Exercise aim:
Reproduce the material word for word; the images stay out.

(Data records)
┏━━

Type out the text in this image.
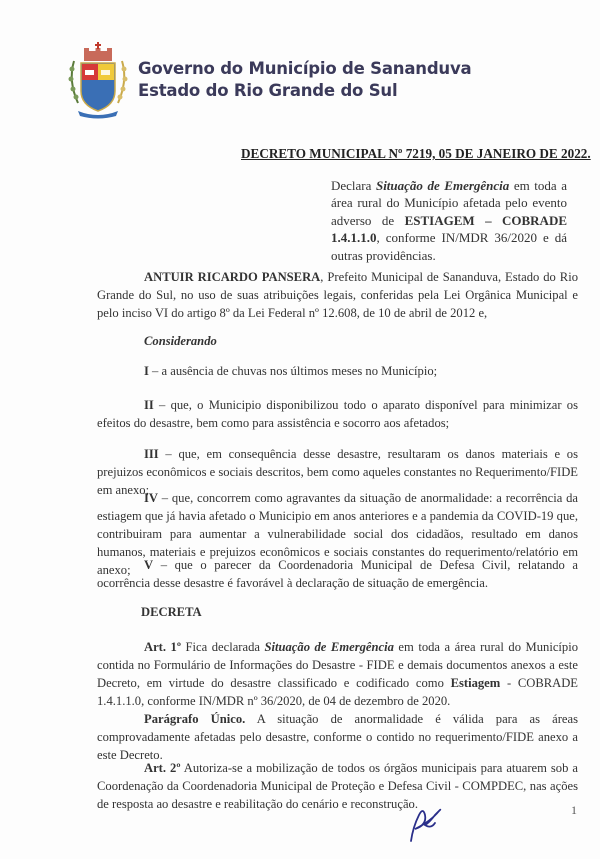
Governo do Município de Sananduva
Estado do Rio Grande do Sul
DECRETO MUNICIPAL Nº 7219, 05 DE JANEIRO DE 2022.
Declara Situação de Emergência em toda a área rural do Município afetada pelo evento adverso de ESTIAGEM – COBRADE 1.4.1.1.0, conforme IN/MDR 36/2020 e dá outras providências.
ANTUIR RICARDO PANSERA, Prefeito Municipal de Sananduva, Estado do Rio Grande do Sul, no uso de suas atribuições legais, conferidas pela Lei Orgânica Municipal e pelo inciso VI do artigo 8º da Lei Federal nº 12.608, de 10 de abril de 2012 e,
Considerando
I – a ausência de chuvas nos últimos meses no Município;
II – que, o Municipio disponibilizou todo o aparato disponível para minimizar os efeitos do desastre, bem como para assistência e socorro aos afetados;
III – que, em consequência desse desastre, resultaram os danos materiais e os prejuizos econômicos e sociais descritos, bem como aqueles constantes no Requerimento/FIDE em anexo;
IV – que, concorrem como agravantes da situação de anormalidade: a recorrência da estiagem que já havia afetado o Municipio em anos anteriores e a pandemia da COVID-19 que, contribuiram para aumentar a vulnerabilidade social dos cidadãos, resultado em danos humanos, materiais e prejuizos econômicos e sociais constantes do requerimento/relatório em anexo;	V – que o parecer da Coordenadoria Municipal de Defesa Civil, relatando a ocorrência desse desastre é favorável à declaração de situação de emergência.
DECRETA
Art. 1º Fica declarada Situação de Emergência em toda a área rural do Município contida no Formulário de Informações do Desastre - FIDE e demais documentos anexos a este Decreto, em virtude do desastre classificado e codificado como Estiagem - COBRADE 1.4.1.1.0, conforme IN/MDR nº 36/2020, de 04 de dezembro de 2020.
Parágrafo Único. A situação de anormalidade é válida para as áreas comprovadamente afetadas pelo desastre, conforme o contido no requerimento/FIDE anexo a este Decreto.
Art. 2º Autoriza-se a mobilização de todos os órgãos municipais para atuarem sob a Coordenação da Coordenadoria Municipal de Proteção e Defesa Civil - COMPDEC, nas ações de resposta ao desastre e reabilitação do cenário e reconstrução.	1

┗━━

Written response:
Type out the text in this image.
Governo do Município de Sananduva
Estado do Rio Grande do Sul
DECRETO MUNICIPAL Nº 7219, 05 DE JANEIRO DE 2022.
Declara Situação de Emergência em toda a área rural do Município afetada pelo evento adverso de ESTIAGEM – COBRADE 1.4.1.1.0, conforme IN/MDR 36/2020 e dá outras providências.
ANTUIR RICARDO PANSERA, Prefeito Municipal de Sananduva, Estado do Rio Grande do Sul, no uso de suas atribuições legais, conferidas pela Lei Orgânica Municipal e pelo inciso VI do artigo 8º da Lei Federal nº 12.608, de 10 de abril de 2012 e,
Considerando
I – a ausência de chuvas nos últimos meses no Município;
II – que, o Municipio disponibilizou todo o aparato disponível para minimizar os efeitos do desastre, bem como para assistência e socorro aos afetados;
III – que, em consequência desse desastre, resultaram os danos materiais e os prejuizos econômicos e sociais descritos, bem como aqueles constantes no Requerimento/FIDE em anexo;
IV – que, concorrem como agravantes da situação de anormalidade: a recorrência da estiagem que já havia afetado o Municipio em anos anteriores e a pandemia da COVID-19 que, contribuiram para aumentar a vulnerabilidade social dos cidadãos, resultado em danos humanos, materiais e prejuizos econômicos e sociais constantes do requerimento/relatório em anexo;	V – que o parecer da Coordenadoria Municipal de Defesa Civil, relatando a ocorrência desse desastre é favorável à declaração de situação de emergência.
DECRETA
Art. 1º Fica declarada Situação de Emergência em toda a área rural do Município contida no Formulário de Informações do Desastre - FIDE e demais documentos anexos a este Decreto, em virtude do desastre classificado e codificado como Estiagem - COBRADE 1.4.1.1.0, conforme IN/MDR nº 36/2020, de 04 de dezembro de 2020.
Parágrafo Único. A situação de anormalidade é válida para as áreas comprovadamente afetadas pelo desastre, conforme o contido no requerimento/FIDE anexo a este Decreto.
Art. 2º Autoriza-se a mobilização de todos os órgãos municipais para atuarem sob a Coordenação da Coordenadoria Municipal de Proteção e Defesa Civil - COMPDEC, nas ações de resposta ao desastre e reabilitação do cenário e reconstrução.	1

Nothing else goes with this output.